>>>>>

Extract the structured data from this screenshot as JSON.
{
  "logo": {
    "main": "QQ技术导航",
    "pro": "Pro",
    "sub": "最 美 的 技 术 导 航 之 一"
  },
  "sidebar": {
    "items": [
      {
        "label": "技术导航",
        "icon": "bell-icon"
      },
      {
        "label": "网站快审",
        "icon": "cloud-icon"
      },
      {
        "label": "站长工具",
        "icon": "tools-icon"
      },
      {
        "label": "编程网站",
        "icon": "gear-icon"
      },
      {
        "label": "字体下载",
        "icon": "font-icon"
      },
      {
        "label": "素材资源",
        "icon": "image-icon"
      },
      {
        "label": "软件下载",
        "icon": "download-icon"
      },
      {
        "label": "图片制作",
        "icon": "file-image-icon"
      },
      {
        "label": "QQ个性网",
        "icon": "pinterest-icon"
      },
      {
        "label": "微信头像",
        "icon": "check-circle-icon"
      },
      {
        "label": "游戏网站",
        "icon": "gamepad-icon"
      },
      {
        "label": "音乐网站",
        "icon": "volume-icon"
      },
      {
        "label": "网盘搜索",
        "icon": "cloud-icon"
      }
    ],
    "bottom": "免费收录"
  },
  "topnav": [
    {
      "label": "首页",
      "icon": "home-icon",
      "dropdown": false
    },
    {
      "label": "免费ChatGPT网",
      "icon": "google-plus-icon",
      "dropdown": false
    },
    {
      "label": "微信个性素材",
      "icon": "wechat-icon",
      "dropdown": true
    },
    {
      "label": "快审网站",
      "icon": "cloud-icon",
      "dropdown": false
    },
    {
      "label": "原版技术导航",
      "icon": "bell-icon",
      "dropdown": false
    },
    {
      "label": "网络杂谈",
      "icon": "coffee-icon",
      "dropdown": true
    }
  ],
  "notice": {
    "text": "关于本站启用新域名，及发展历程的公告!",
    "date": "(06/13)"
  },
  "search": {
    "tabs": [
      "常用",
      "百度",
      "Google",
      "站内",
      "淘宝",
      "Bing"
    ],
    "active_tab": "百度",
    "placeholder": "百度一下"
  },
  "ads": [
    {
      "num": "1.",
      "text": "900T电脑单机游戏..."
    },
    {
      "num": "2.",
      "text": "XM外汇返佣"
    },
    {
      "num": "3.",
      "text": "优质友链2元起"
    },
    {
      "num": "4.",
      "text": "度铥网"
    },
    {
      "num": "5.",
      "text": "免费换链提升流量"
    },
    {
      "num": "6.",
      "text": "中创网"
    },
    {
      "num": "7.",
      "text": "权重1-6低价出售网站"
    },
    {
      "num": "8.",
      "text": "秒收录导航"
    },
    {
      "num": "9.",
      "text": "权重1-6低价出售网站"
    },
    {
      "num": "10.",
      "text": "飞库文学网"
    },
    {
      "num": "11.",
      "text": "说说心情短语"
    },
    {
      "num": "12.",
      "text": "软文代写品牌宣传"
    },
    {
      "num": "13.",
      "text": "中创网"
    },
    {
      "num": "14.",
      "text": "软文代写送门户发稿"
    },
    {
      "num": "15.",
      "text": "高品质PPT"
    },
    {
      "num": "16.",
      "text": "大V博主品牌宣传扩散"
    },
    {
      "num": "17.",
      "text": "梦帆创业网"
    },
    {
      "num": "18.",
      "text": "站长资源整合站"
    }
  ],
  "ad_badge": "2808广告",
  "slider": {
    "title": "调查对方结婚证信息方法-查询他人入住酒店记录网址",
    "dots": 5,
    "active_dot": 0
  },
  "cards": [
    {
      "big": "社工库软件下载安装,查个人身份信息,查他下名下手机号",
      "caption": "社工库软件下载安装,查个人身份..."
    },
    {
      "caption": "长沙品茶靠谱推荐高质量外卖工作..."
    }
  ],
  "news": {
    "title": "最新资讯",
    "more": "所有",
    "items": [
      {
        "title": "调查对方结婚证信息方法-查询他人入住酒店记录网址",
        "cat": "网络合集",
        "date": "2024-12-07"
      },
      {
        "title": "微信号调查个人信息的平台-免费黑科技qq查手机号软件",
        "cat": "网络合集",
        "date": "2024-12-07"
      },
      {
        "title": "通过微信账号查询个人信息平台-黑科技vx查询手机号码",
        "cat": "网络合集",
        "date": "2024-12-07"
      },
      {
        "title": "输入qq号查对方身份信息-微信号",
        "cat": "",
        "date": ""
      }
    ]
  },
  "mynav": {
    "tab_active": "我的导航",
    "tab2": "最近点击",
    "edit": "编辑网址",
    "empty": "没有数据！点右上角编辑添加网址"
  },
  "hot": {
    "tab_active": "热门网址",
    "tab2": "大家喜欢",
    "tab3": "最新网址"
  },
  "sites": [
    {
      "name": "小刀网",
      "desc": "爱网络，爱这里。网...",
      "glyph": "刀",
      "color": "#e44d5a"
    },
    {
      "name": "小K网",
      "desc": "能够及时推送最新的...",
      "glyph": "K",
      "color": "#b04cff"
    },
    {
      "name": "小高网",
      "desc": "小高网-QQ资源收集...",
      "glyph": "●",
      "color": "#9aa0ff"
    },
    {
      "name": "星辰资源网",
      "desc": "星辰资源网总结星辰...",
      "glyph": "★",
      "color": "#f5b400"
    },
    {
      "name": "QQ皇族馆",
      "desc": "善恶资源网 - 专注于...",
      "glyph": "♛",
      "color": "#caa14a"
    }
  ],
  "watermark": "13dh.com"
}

<<<<<

Copy every line in the records above that contains the word "查询他人入住酒店记录网址".

*CORRECT OUTPUT*:
    "title": "调查对方结婚证信息方法-查询他人入住酒店记录网址",
        "title": "调查对方结婚证信息方法-查询他人入住酒店记录网址",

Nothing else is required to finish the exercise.